Passage shown:
********

The storage engine of OceanBase Database is based on the LSM-tree architecture. Data is broadly divided into MemTable in memory and SSTable on disk. As user data is written to MemTable, MemTable exceeds the memory threshold and is converted into SSTable on disk. The number of SSTables keeps increasing, which increases the number of SSTable files that need to be accessed during queries and reduces query efficiency. This is why the core LSM-tree concept of Compaction is introduced.
OceanBase Database uses a Tiered & Leveled Compaction strategy, dividing SSTables into three layers: L0, L1, and L2. The L0 layer uses tiered mode, and the L1 and L2 layers use leveled mode.

Compaction types
Compaction is a reorganization of data. It is a multi-way merge sort that sorts several SSTables by rowkey and then outputs them as one SSTable.
OceanBase Database supports the following types of compaction:
Mini compaction: converts a MemTable into a Mini SSTable. It can be triggered automatically or manually.
Minor compaction: combines multiple Mini SSTables into one Mini SSTable or combines multiple Mini SSTables and one Minor SSTable into one Minor SSTable. It is triggered by a background scheduling thread and cannot be manually triggered.
Medium Compaction: combines the original baseline SSTable (Major SSTable) of a specified partition with all Mini SSTables and Minor SSTables in the partition into one Major SSTable. It can be triggered automatically or manually.
Major compaction: combines the original baseline SSTables (Major SSTables) of all partitions in the tenant with all Mini SSTables and Minor SSTables into one Major SSTable. It can be triggered automatically or manually.
Meta Major Compaction: a special type of compaction that combines data before a specified point in time into one Meta Major SSTable. The data format of a Meta Major SSTable is the same as that of a Major SSTable, but it does not contain multi-version data or uncommitted transaction data. It is triggered by a background scheduling thread and cannot be manually triggered.
Dump and merge
Dump consists of two processes: mini compaction and minor compaction. When the MemTable size exceeds a certain threshold, data in the MemTable needs to be dumped to Mini SSTable to free memory. This process is called mini compaction. As users write more data, the number of Mini SSTables increases. When the number of Mini SSTables exceeds a certain threshold, minor compaction is automatically triggered in the background. Dump (mini compaction) generates new Mini SSTables. When the number of dumps (mini compactions) exceeds a certain threshold, or during off-peak hours each day, the system merges the baseline SSTable (Major SSTable) with the incremental SSTables (Mini/Minor SSTable) produced by subsequent dumps into a new Major SSTable. This process is called merge (major compaction).

********

Entries supplied:
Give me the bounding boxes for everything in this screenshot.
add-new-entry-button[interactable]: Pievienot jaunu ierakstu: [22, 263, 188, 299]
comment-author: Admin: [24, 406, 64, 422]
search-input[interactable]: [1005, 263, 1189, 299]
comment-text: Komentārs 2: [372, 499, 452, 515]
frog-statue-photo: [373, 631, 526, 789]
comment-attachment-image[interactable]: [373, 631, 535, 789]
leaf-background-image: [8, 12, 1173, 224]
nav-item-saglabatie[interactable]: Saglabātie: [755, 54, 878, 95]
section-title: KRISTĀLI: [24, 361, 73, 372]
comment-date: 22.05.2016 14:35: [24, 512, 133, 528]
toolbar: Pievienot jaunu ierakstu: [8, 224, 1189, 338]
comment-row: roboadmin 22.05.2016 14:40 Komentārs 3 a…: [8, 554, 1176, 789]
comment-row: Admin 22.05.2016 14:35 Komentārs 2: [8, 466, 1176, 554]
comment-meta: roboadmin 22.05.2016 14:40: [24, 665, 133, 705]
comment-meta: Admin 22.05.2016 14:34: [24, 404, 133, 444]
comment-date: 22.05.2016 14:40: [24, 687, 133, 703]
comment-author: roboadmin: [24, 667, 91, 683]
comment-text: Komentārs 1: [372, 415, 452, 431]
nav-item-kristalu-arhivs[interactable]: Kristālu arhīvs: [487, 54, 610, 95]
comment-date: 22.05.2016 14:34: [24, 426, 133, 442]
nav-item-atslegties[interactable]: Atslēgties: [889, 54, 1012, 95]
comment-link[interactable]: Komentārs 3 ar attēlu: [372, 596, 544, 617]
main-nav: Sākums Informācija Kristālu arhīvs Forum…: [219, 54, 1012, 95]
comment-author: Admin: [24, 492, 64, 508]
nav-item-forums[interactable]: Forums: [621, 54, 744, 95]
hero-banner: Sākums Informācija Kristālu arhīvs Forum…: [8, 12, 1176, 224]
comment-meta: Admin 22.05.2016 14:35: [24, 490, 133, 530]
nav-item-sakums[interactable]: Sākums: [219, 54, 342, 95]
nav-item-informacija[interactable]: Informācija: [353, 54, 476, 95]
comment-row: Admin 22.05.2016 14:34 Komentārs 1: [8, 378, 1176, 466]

********

What you will do:
[1] In the OceanBase compaction text, which layers are SSTables divided into under the Tiered & Leveled Compaction strategy?
[2] Output the part of the OceanBase compaction text that starts with "OceanBase Database uses" and goes on through "as one SSTable.".

Exercise responses:
[1] L0, L1, and L2.

[2]
OceanBase Database uses a Tiered & Leveled Compaction strategy, dividing SSTables into three layers: L0, L1, and L2. The L0 layer uses tiered mode, and the L1 and L2 layers use leveled mode.

Compaction types
Compaction is a reorganization of data. It is a multi-way merge sort that sorts several SSTables by rowkey and then outputs them as one SSTable.